Objectives
**A.** In the stretch of the insurance text from "From the insured’s" through "a net receiver.", swap "peace of mind" for "financial stability" and write the passage out.
**B.** Answer these questions from the insurance text:
(i) What does it say the ACA entails?
(ii) Which kinds of insurance is the reader asked to think in terms of?
(iii) What risks are named as examples that the insured won't take on?

┌─ Text excerpt

A reasonable analysis of the ACA illustrates that one of the major issues is that it entails is a functional redistribution of wealth, except that in this case, it does not exclusively seek contributions from the wealthy.

In order to best understand my point, I ask the reader to think in terms of homeowner’s or other property and casualty insurance.

One of the fundamental principles of insurance is that it redistributes risk, which from the point of view of the insurer, necessitates getting a large enough pool comprised primarily of low risk participants, so that the premiums it receives will be enough to pay for the risk it undertakes and its operational expenses, while allowing for a profit.

From the insured’s point of view, they recognize that there is a certain level of risk — fire, storm, theft etc., for which they are not willing or able to undertake the risk of loss, and accordingly are willing to pay a certain amount of money (“wealth”) to buy peace of mind and security. What they are really doing though, is redistributing their wealth. If they ever have a large claim, they will receive money (“wealth”) that was contributed by other people, whereas, if they never have a claim they will contribute their wealth to other people who are victims of fire, theft etc. In the final analysis, they are either a net payer or a net receiver.

└─
┌─ Information supplied

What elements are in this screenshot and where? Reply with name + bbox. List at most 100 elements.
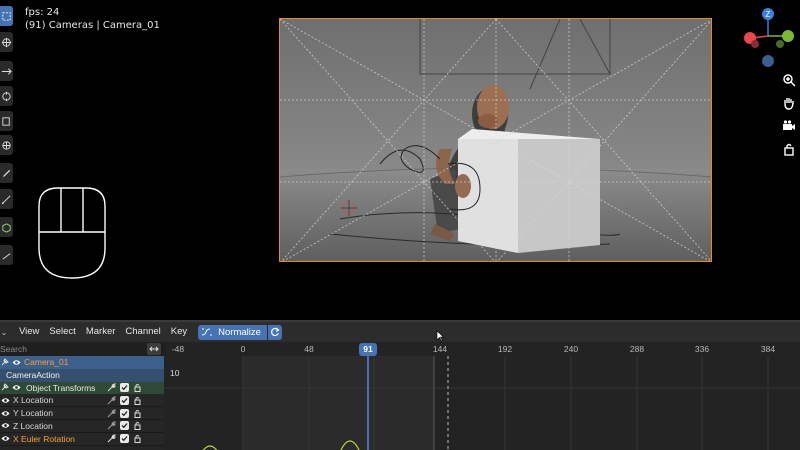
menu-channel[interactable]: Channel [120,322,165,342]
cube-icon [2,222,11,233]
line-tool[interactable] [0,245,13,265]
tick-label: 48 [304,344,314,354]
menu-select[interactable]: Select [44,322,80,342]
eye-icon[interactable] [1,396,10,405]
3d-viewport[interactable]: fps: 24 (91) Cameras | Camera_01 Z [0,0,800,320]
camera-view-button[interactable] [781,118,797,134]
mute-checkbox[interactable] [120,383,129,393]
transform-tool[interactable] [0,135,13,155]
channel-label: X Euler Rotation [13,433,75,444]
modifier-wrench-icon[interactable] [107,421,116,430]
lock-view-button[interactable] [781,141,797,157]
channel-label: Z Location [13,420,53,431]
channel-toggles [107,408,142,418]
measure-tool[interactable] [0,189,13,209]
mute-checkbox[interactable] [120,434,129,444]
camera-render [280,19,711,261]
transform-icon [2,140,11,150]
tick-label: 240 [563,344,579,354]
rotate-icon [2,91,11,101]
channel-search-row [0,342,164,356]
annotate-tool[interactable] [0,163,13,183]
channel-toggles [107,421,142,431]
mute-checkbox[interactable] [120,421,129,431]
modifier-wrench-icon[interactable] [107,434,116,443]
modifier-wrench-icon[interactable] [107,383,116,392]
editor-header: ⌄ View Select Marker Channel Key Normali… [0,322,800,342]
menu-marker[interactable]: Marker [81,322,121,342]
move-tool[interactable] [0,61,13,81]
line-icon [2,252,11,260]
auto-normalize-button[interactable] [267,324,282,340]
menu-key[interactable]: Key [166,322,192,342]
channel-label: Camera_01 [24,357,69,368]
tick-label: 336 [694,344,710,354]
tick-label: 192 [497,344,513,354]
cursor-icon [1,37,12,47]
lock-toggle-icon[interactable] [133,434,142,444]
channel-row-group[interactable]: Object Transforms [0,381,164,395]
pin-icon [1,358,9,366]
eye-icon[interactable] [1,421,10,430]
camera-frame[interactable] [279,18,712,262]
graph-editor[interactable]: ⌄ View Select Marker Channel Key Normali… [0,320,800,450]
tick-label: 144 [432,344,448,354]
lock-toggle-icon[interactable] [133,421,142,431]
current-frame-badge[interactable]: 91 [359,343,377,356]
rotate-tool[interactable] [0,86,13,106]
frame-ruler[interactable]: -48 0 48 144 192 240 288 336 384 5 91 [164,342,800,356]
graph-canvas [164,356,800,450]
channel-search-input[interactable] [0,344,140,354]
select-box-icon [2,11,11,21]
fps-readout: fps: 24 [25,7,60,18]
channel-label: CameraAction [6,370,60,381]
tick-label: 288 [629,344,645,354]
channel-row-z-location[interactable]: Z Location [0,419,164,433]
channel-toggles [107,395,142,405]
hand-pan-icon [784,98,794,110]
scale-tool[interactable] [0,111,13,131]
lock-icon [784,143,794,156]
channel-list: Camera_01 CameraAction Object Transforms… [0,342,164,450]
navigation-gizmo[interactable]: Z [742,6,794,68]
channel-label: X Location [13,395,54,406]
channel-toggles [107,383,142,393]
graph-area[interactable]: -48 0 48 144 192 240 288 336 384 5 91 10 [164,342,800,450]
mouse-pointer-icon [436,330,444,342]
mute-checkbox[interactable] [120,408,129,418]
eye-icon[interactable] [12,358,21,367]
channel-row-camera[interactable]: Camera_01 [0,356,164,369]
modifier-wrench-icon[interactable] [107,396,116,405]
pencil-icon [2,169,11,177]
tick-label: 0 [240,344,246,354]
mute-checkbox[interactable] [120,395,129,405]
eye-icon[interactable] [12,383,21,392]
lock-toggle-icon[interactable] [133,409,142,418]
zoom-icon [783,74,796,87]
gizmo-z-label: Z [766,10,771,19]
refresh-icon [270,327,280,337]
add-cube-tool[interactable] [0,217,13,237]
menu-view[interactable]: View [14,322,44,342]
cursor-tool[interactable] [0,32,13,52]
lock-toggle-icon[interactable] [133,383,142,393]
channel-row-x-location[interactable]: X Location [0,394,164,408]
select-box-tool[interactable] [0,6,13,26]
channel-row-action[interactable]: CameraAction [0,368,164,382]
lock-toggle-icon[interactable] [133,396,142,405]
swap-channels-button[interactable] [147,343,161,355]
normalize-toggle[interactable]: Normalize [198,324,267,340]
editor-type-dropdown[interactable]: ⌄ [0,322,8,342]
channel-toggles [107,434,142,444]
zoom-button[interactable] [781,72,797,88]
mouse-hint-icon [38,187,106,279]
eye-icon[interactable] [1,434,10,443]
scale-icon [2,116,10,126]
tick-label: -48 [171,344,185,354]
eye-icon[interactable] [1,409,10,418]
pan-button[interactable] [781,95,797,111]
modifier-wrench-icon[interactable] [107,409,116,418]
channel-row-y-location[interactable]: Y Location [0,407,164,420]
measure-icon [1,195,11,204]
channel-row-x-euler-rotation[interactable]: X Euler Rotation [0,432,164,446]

└─
┌─ Information supplied

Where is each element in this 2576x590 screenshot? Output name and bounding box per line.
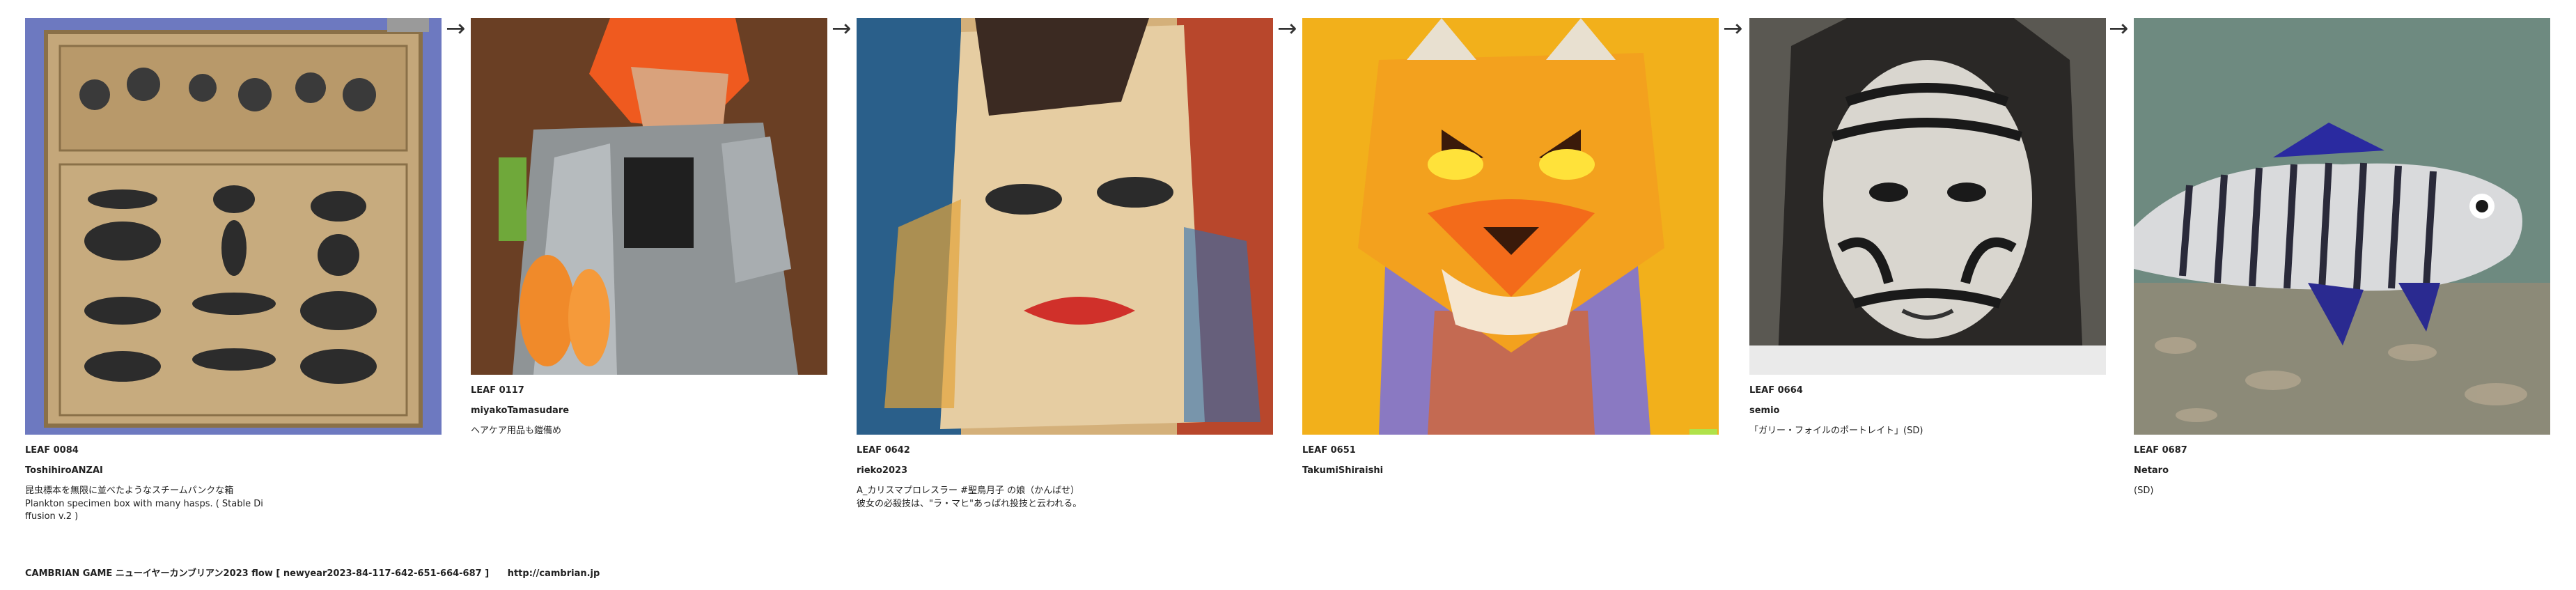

└─

Outputs by task
**A.**
From the insured’s point of view, they recognize that there is a certain level of risk — fire, storm, theft etc., for which they are not willing or able to undertake the risk of loss, and accordingly are willing to pay a certain amount of money (“wealth”) to buy financial stability and security. What they are really doing though, is redistributing their wealth. If they ever have a large claim, they will receive money (“wealth”) that was contributed by other people, whereas, if they never have a claim they will contribute their wealth to other people who are victims of fire, theft etc. In the final analysis, they are either a net payer or a net receiver.

**B.**
(i) A functional redistribution of wealth.
(ii) Homeowner's or other property and casualty insurance.
(iii) Fire, storm and theft.